More than 100 human trafficking survivors, including 45 missing children, have been recovered in Ohio and West Virginia, in what has been described as the state’s largest anti-human trafficking attempt, leading to 179 arrests.

Attorney General David Yost said the effort—Operation Autumn Hopecoordinated through Yost’s Ohio Organized Crime Investigations Commission, is the largest anti-human trafficking effort in state history. With more than 50 agencies coordinating together, the majority of arrests were made by the Central Ohio Human Trafficking task Force and the Marshal Service, in conjunction with the Office of the Ohio Attorney General.

During the October operation, the Central Ohio Human Trafficking Trask Force, Columbus PACT Unit, and the Cuyahoga County Human Trafficking Task Force rescued 109 human trafficking victims and referred them for help to social services.

“The success of Operation Autumn Hope is measured not only in the number of arrests but in the lives that were rescued from this evil,” Yost said. “Every agency on this team looks for the day when no person is bought and sold in Ohio. Don’t buy sex in Ohio!”
---*---
→ TASK TO CARRY OUT: According to the text on Operation Autumn Hope, how many arrests resulted from the effort? The listing that comes next is taken from a separate, unrelated source.

→ Dataset entries:
---*---
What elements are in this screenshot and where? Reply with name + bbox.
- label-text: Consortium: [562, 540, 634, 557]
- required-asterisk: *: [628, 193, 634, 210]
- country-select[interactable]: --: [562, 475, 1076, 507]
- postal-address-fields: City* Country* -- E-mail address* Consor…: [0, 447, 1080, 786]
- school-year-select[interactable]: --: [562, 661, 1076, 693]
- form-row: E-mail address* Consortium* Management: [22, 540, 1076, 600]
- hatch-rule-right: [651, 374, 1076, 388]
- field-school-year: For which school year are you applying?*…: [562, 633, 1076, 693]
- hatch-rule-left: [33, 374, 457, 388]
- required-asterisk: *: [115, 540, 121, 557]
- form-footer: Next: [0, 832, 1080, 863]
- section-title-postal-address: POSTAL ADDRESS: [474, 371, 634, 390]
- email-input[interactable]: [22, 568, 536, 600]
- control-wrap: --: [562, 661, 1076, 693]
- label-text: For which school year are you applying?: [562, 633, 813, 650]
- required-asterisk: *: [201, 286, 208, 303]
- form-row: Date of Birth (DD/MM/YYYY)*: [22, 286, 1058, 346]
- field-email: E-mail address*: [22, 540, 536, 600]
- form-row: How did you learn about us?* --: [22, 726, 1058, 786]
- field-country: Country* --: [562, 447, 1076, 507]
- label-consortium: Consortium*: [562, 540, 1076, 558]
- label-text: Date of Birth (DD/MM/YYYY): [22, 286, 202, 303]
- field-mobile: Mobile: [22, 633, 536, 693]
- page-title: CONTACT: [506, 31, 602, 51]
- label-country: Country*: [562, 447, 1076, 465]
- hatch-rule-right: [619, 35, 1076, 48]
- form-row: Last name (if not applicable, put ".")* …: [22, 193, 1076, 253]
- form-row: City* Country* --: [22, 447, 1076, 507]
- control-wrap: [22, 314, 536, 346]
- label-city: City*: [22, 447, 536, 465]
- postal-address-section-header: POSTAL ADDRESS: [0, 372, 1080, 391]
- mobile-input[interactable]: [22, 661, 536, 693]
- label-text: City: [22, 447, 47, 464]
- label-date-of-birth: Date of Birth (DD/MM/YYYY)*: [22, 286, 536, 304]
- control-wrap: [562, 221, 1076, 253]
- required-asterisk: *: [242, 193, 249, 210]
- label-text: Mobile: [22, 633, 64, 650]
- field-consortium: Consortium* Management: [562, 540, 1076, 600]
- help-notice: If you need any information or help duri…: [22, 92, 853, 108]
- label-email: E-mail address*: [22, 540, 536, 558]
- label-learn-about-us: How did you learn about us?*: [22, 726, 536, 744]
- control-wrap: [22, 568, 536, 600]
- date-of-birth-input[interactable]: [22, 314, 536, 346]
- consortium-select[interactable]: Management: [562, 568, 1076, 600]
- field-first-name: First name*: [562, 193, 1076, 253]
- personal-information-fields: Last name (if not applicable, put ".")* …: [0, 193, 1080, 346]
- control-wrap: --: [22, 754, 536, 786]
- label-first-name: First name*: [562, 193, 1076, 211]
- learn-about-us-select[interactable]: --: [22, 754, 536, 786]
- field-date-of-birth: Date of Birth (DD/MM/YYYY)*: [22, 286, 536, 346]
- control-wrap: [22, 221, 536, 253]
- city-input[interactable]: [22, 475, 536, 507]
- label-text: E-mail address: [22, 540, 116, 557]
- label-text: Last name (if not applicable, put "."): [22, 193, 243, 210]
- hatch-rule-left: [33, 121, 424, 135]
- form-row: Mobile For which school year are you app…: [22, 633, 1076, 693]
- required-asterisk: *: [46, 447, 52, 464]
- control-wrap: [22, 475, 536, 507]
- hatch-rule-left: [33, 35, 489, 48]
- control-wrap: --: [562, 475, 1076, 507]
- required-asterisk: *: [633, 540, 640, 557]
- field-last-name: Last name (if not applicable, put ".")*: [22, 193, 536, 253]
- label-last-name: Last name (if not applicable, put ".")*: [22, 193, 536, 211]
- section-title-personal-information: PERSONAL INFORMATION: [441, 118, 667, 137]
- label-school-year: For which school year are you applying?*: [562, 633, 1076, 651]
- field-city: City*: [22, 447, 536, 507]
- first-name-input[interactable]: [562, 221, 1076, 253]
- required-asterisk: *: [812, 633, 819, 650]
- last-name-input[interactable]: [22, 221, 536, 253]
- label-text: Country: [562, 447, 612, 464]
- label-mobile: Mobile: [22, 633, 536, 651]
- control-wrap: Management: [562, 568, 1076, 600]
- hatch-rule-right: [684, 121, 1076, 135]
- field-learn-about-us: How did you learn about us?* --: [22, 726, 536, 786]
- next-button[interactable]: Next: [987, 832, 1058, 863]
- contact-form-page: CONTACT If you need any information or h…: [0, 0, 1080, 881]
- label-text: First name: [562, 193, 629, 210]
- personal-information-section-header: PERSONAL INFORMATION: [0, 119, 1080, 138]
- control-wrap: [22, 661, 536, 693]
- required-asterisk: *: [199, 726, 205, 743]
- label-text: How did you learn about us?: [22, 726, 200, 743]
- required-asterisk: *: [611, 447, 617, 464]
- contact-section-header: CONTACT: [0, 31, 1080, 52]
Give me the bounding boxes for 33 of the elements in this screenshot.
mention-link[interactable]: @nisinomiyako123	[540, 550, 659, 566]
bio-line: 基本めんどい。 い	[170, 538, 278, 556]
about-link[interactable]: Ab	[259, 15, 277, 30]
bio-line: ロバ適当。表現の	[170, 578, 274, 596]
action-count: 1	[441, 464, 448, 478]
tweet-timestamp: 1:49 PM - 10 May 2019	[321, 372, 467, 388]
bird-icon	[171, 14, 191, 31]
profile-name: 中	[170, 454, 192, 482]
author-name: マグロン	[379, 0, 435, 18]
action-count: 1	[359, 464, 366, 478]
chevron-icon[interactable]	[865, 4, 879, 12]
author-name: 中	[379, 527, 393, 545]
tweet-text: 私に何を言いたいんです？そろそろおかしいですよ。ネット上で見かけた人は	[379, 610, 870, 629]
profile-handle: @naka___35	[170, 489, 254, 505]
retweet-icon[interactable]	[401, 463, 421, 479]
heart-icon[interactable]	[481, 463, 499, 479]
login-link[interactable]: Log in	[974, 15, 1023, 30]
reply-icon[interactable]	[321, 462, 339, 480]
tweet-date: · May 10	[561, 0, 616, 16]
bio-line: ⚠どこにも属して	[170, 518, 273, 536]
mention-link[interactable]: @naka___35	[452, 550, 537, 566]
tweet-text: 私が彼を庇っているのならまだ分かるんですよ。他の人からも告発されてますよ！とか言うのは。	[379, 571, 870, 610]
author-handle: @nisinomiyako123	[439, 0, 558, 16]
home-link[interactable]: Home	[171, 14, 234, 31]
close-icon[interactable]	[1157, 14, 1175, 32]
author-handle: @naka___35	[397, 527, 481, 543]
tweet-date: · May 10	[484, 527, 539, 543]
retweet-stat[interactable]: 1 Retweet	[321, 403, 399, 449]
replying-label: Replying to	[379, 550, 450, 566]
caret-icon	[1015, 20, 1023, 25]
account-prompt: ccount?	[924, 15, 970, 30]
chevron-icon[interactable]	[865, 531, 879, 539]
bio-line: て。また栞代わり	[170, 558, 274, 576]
---*---
→ RESPONSE TO THE EXERCISE: 179 arrests.